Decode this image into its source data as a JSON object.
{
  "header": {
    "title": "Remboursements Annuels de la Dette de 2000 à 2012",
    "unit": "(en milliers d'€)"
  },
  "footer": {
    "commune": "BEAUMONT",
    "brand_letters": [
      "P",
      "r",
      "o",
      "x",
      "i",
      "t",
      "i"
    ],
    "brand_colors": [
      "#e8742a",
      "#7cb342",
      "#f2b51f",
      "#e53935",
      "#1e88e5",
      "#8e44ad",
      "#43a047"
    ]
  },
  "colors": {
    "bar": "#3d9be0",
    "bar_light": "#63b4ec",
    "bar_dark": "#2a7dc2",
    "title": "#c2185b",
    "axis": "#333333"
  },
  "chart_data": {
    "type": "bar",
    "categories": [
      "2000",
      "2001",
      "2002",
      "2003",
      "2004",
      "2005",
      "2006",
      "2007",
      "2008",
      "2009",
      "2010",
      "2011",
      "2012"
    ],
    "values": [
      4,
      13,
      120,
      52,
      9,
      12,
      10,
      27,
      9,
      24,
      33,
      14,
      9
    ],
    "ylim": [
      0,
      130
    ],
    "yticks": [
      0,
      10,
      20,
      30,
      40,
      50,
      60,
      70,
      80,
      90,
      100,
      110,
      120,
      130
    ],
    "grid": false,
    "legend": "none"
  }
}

•••

To do
Print all of the data exactly as it was given.

Solution
Decode this image into its source data as a JSON object.
{
  "header": {
    "title": "Remboursements Annuels de la Dette de 2000 à 2012",
    "unit": "(en milliers d'€)"
  },
  "footer": {
    "commune": "BEAUMONT",
    "brand_letters": [
      "P",
      "r",
      "o",
      "x",
      "i",
      "t",
      "i"
    ],
    "brand_colors": [
      "#e8742a",
      "#7cb342",
      "#f2b51f",
      "#e53935",
      "#1e88e5",
      "#8e44ad",
      "#43a047"
    ]
  },
  "colors": {
    "bar": "#3d9be0",
    "bar_light": "#63b4ec",
    "bar_dark": "#2a7dc2",
    "title": "#c2185b",
    "axis": "#333333"
  },
  "chart_data": {
    "type": "bar",
    "categories": [
      "2000",
      "2001",
      "2002",
      "2003",
      "2004",
      "2005",
      "2006",
      "2007",
      "2008",
      "2009",
      "2010",
      "2011",
      "2012"
    ],
    "values": [
      4,
      13,
      120,
      52,
      9,
      12,
      10,
      27,
      9,
      24,
      33,
      14,
      9
    ],
    "ylim": [
      0,
      130
    ],
    "yticks": [
      0,
      10,
      20,
      30,
      40,
      50,
      60,
      70,
      80,
      90,
      100,
      110,
      120,
      130
    ],
    "grid": false,
    "legend": "none"
  }
}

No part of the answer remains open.